(GOAL): Emit the entire listing verbatim.

(ENTRIES SUPPLIED):
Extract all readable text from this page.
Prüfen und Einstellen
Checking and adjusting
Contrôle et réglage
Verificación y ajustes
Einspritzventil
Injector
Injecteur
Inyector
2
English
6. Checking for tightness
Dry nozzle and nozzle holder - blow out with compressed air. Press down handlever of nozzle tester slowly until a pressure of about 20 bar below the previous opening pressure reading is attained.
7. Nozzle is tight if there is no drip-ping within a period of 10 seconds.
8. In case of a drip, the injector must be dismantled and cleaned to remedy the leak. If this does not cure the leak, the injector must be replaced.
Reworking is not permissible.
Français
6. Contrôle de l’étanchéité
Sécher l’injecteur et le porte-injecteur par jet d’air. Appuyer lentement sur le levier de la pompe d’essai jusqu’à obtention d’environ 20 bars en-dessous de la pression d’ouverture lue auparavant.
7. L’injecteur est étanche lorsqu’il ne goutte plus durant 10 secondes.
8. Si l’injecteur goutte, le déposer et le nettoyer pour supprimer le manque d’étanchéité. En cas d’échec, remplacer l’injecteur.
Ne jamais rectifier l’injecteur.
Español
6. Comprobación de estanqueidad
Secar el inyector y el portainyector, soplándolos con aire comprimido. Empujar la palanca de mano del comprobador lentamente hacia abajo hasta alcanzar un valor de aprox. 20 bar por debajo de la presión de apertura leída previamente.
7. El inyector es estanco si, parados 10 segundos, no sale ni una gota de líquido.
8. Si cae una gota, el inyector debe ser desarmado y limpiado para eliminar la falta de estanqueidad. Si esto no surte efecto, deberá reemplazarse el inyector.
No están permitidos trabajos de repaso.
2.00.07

(FULL SOLUTION):
Extract all readable text from this page.
Prüfen und Einstellen
Checking and adjusting
Contrôle et réglage
Verificación y ajustes
Einspritzventil
Injector
Injecteur
Inyector
2
English
6. Checking for tightness
Dry nozzle and nozzle holder - blow out with compressed air. Press down handlever of nozzle tester slowly until a pressure of about 20 bar below the previous opening pressure reading is attained.
7. Nozzle is tight if there is no drip-ping within a period of 10 seconds.
8. In case of a drip, the injector must be dismantled and cleaned to remedy the leak. If this does not cure the leak, the injector must be replaced.
Reworking is not permissible.
Français
6. Contrôle de l’étanchéité
Sécher l’injecteur et le porte-injecteur par jet d’air. Appuyer lentement sur le levier de la pompe d’essai jusqu’à obtention d’environ 20 bars en-dessous de la pression d’ouverture lue auparavant.
7. L’injecteur est étanche lorsqu’il ne goutte plus durant 10 secondes.
8. Si l’injecteur goutte, le déposer et le nettoyer pour supprimer le manque d’étanchéité. En cas d’échec, remplacer l’injecteur.
Ne jamais rectifier l’injecteur.
Español
6. Comprobación de estanqueidad
Secar el inyector y el portainyector, soplándolos con aire comprimido. Empujar la palanca de mano del comprobador lentamente hacia abajo hasta alcanzar un valor de aprox. 20 bar por debajo de la presión de apertura leída previamente.
7. El inyector es estanco si, parados 10 segundos, no sale ni una gota de líquido.
8. Si cae una gota, el inyector debe ser desarmado y limpiado para eliminar la falta de estanqueidad. Si esto no surte efecto, deberá reemplazarse el inyector.
No están permitidos trabajos de repaso.
2.00.07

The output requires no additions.